- [What you have to do] Reproduce the records below in full and exactly, without their images.

— START OF Dataset records —

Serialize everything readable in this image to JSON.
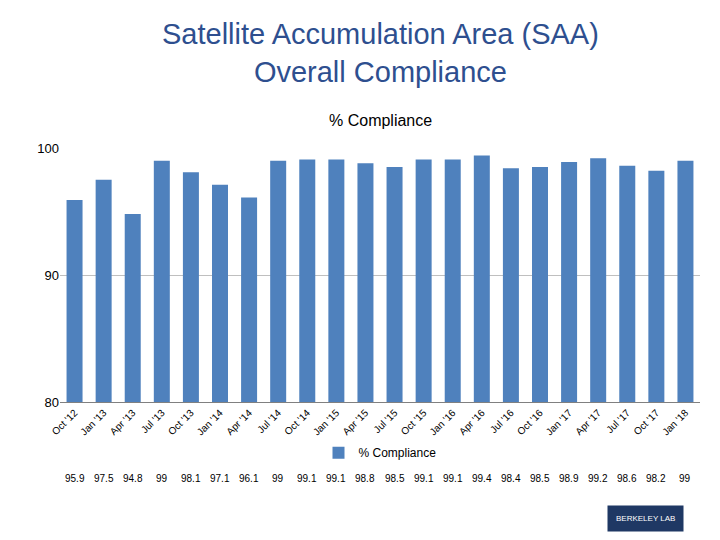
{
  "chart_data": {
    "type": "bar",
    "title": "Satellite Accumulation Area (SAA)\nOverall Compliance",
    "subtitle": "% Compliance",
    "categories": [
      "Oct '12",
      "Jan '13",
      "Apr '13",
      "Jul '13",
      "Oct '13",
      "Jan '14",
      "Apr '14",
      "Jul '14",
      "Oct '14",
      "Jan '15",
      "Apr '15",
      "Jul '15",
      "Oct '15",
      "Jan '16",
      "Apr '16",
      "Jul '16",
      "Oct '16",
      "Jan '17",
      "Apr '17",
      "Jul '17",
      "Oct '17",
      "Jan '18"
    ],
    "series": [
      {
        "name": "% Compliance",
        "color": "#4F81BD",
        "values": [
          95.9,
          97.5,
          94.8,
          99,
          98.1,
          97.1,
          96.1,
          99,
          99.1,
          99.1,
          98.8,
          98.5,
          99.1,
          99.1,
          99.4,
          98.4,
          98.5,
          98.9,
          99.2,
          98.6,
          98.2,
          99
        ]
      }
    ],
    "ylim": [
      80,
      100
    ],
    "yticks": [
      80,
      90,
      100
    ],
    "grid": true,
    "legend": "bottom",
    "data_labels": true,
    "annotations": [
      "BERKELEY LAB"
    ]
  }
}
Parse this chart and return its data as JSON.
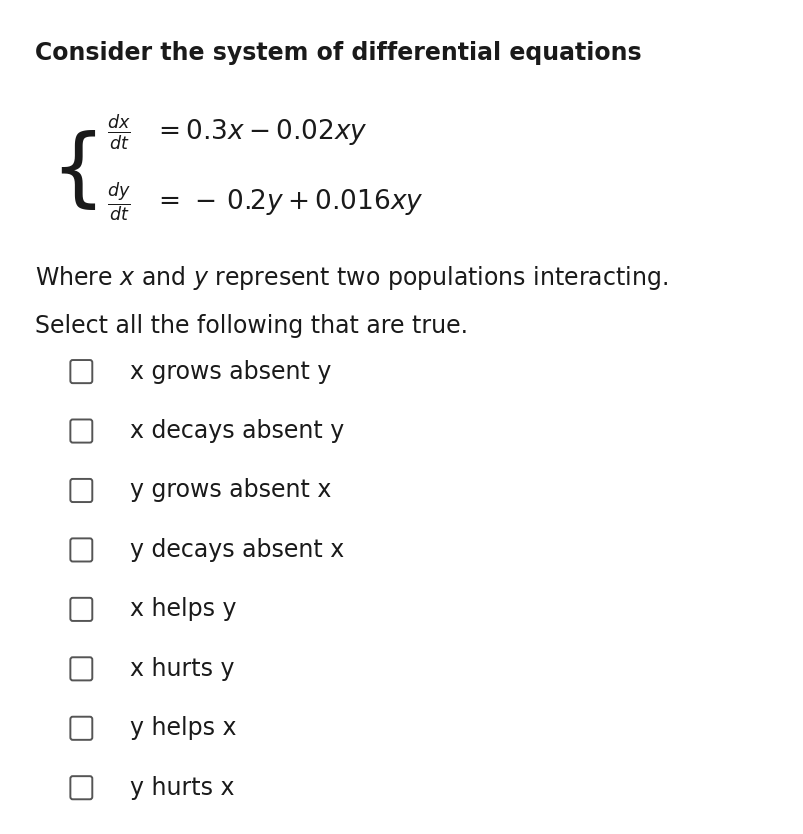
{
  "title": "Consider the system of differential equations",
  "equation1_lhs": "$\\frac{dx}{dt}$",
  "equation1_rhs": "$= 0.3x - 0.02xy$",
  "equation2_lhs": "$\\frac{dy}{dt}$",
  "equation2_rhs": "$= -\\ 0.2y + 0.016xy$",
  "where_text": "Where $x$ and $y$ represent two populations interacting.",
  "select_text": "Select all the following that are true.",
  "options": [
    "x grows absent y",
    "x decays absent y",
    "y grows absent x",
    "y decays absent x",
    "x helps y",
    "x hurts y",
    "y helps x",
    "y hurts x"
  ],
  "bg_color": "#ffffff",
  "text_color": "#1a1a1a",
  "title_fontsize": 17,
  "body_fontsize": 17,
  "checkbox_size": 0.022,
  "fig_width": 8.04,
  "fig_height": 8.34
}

— END OF Dataset records —

- [Result for this exercise]
Serialize everything readable in this image to JSON.
{
  "chart_data": {
    "type": "bar",
    "title": "Satellite Accumulation Area (SAA)\nOverall Compliance",
    "subtitle": "% Compliance",
    "categories": [
      "Oct '12",
      "Jan '13",
      "Apr '13",
      "Jul '13",
      "Oct '13",
      "Jan '14",
      "Apr '14",
      "Jul '14",
      "Oct '14",
      "Jan '15",
      "Apr '15",
      "Jul '15",
      "Oct '15",
      "Jan '16",
      "Apr '16",
      "Jul '16",
      "Oct '16",
      "Jan '17",
      "Apr '17",
      "Jul '17",
      "Oct '17",
      "Jan '18"
    ],
    "series": [
      {
        "name": "% Compliance",
        "color": "#4F81BD",
        "values": [
          95.9,
          97.5,
          94.8,
          99,
          98.1,
          97.1,
          96.1,
          99,
          99.1,
          99.1,
          98.8,
          98.5,
          99.1,
          99.1,
          99.4,
          98.4,
          98.5,
          98.9,
          99.2,
          98.6,
          98.2,
          99
        ]
      }
    ],
    "ylim": [
      80,
      100
    ],
    "yticks": [
      80,
      90,
      100
    ],
    "grid": true,
    "legend": "bottom",
    "data_labels": true,
    "annotations": [
      "BERKELEY LAB"
    ]
  }
}
Parse this chart and return its data as JSON.
{
  "title": "Consider the system of differential equations",
  "equation1_lhs": "$\\frac{dx}{dt}$",
  "equation1_rhs": "$= 0.3x - 0.02xy$",
  "equation2_lhs": "$\\frac{dy}{dt}$",
  "equation2_rhs": "$= -\\ 0.2y + 0.016xy$",
  "where_text": "Where $x$ and $y$ represent two populations interacting.",
  "select_text": "Select all the following that are true.",
  "options": [
    "x grows absent y",
    "x decays absent y",
    "y grows absent x",
    "y decays absent x",
    "x helps y",
    "x hurts y",
    "y helps x",
    "y hurts x"
  ],
  "bg_color": "#ffffff",
  "text_color": "#1a1a1a",
  "title_fontsize": 17,
  "body_fontsize": 17,
  "checkbox_size": 0.022,
  "fig_width": 8.04,
  "fig_height": 8.34
}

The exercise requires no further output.